The request
Each line below should be quoted exactly, please.

Dataset excerpts:
_ _ _ _ _
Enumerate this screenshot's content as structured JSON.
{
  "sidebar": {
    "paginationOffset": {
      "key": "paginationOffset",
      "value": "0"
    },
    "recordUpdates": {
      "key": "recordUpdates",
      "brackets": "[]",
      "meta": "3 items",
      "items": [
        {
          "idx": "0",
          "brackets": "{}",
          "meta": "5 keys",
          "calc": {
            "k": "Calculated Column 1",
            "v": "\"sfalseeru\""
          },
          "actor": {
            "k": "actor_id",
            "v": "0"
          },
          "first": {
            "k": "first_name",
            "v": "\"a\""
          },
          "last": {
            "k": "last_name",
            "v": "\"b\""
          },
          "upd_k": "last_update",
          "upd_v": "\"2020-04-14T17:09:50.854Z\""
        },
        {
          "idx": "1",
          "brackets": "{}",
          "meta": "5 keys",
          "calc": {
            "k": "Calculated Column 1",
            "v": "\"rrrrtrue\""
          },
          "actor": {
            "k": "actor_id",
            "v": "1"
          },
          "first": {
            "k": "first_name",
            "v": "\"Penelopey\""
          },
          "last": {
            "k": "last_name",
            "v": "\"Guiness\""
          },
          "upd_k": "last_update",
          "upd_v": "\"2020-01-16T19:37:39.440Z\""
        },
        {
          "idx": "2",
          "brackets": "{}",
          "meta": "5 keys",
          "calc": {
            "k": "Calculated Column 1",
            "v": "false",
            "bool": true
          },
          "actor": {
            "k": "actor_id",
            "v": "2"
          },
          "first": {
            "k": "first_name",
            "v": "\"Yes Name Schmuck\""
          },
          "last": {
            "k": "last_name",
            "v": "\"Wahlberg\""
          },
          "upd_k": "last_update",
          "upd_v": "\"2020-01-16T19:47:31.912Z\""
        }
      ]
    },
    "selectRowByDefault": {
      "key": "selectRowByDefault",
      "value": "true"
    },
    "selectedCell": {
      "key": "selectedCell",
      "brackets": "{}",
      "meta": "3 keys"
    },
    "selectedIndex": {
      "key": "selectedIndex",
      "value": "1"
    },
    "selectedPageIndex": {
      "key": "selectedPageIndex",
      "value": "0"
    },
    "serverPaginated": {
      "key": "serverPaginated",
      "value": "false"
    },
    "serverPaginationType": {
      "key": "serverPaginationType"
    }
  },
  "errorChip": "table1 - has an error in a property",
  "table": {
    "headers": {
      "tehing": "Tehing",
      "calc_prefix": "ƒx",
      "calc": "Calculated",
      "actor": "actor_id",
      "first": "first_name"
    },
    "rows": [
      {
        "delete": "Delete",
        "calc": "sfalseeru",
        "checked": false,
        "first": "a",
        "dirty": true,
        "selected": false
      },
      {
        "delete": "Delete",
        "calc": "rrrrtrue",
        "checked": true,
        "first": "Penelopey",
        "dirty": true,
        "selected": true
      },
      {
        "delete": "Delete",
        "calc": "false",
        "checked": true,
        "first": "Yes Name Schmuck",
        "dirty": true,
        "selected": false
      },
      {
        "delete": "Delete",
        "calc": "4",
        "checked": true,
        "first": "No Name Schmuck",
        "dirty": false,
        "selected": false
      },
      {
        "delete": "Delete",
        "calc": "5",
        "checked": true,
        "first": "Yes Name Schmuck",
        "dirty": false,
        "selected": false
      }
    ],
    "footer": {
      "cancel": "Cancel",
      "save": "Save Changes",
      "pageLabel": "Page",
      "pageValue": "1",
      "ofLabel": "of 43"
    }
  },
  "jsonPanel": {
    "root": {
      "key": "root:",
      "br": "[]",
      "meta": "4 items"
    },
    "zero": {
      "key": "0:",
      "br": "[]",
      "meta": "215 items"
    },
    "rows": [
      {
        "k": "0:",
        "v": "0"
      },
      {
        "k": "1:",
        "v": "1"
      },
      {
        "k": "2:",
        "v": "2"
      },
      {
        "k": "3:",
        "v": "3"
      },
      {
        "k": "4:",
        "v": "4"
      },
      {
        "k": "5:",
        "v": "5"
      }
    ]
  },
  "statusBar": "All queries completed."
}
_ _ _ _ _
Reply to the task
Enumerate this screenshot's content as structured JSON.
{
  "sidebar": {
    "paginationOffset": {
      "key": "paginationOffset",
      "value": "0"
    },
    "recordUpdates": {
      "key": "recordUpdates",
      "brackets": "[]",
      "meta": "3 items",
      "items": [
        {
          "idx": "0",
          "brackets": "{}",
          "meta": "5 keys",
          "calc": {
            "k": "Calculated Column 1",
            "v": "\"sfalseeru\""
          },
          "actor": {
            "k": "actor_id",
            "v": "0"
          },
          "first": {
            "k": "first_name",
            "v": "\"a\""
          },
          "last": {
            "k": "last_name",
            "v": "\"b\""
          },
          "upd_k": "last_update",
          "upd_v": "\"2020-04-14T17:09:50.854Z\""
        },
        {
          "idx": "1",
          "brackets": "{}",
          "meta": "5 keys",
          "calc": {
            "k": "Calculated Column 1",
            "v": "\"rrrrtrue\""
          },
          "actor": {
            "k": "actor_id",
            "v": "1"
          },
          "first": {
            "k": "first_name",
            "v": "\"Penelopey\""
          },
          "last": {
            "k": "last_name",
            "v": "\"Guiness\""
          },
          "upd_k": "last_update",
          "upd_v": "\"2020-01-16T19:37:39.440Z\""
        },
        {
          "idx": "2",
          "brackets": "{}",
          "meta": "5 keys",
          "calc": {
            "k": "Calculated Column 1",
            "v": "false",
            "bool": true
          },
          "actor": {
            "k": "actor_id",
            "v": "2"
          },
          "first": {
            "k": "first_name",
            "v": "\"Yes Name Schmuck\""
          },
          "last": {
            "k": "last_name",
            "v": "\"Wahlberg\""
          },
          "upd_k": "last_update",
          "upd_v": "\"2020-01-16T19:47:31.912Z\""
        }
      ]
    },
    "selectRowByDefault": {
      "key": "selectRowByDefault",
      "value": "true"
    },
    "selectedCell": {
      "key": "selectedCell",
      "brackets": "{}",
      "meta": "3 keys"
    },
    "selectedIndex": {
      "key": "selectedIndex",
      "value": "1"
    },
    "selectedPageIndex": {
      "key": "selectedPageIndex",
      "value": "0"
    },
    "serverPaginated": {
      "key": "serverPaginated",
      "value": "false"
    },
    "serverPaginationType": {
      "key": "serverPaginationType"
    }
  },
  "errorChip": "table1 - has an error in a property",
  "table": {
    "headers": {
      "tehing": "Tehing",
      "calc_prefix": "ƒx",
      "calc": "Calculated",
      "actor": "actor_id",
      "first": "first_name"
    },
    "rows": [
      {
        "delete": "Delete",
        "calc": "sfalseeru",
        "checked": false,
        "first": "a",
        "dirty": true,
        "selected": false
      },
      {
        "delete": "Delete",
        "calc": "rrrrtrue",
        "checked": true,
        "first": "Penelopey",
        "dirty": true,
        "selected": true
      },
      {
        "delete": "Delete",
        "calc": "false",
        "checked": true,
        "first": "Yes Name Schmuck",
        "dirty": true,
        "selected": false
      },
      {
        "delete": "Delete",
        "calc": "4",
        "checked": true,
        "first": "No Name Schmuck",
        "dirty": false,
        "selected": false
      },
      {
        "delete": "Delete",
        "calc": "5",
        "checked": true,
        "first": "Yes Name Schmuck",
        "dirty": false,
        "selected": false
      }
    ],
    "footer": {
      "cancel": "Cancel",
      "save": "Save Changes",
      "pageLabel": "Page",
      "pageValue": "1",
      "ofLabel": "of 43"
    }
  },
  "jsonPanel": {
    "root": {
      "key": "root:",
      "br": "[]",
      "meta": "4 items"
    },
    "zero": {
      "key": "0:",
      "br": "[]",
      "meta": "215 items"
    },
    "rows": [
      {
        "k": "0:",
        "v": "0"
      },
      {
        "k": "1:",
        "v": "1"
      },
      {
        "k": "2:",
        "v": "2"
      },
      {
        "k": "3:",
        "v": "3"
      },
      {
        "k": "4:",
        "v": "4"
      },
      {
        "k": "5:",
        "v": "5"
      }
    ]
  },
  "statusBar": "All queries completed."
}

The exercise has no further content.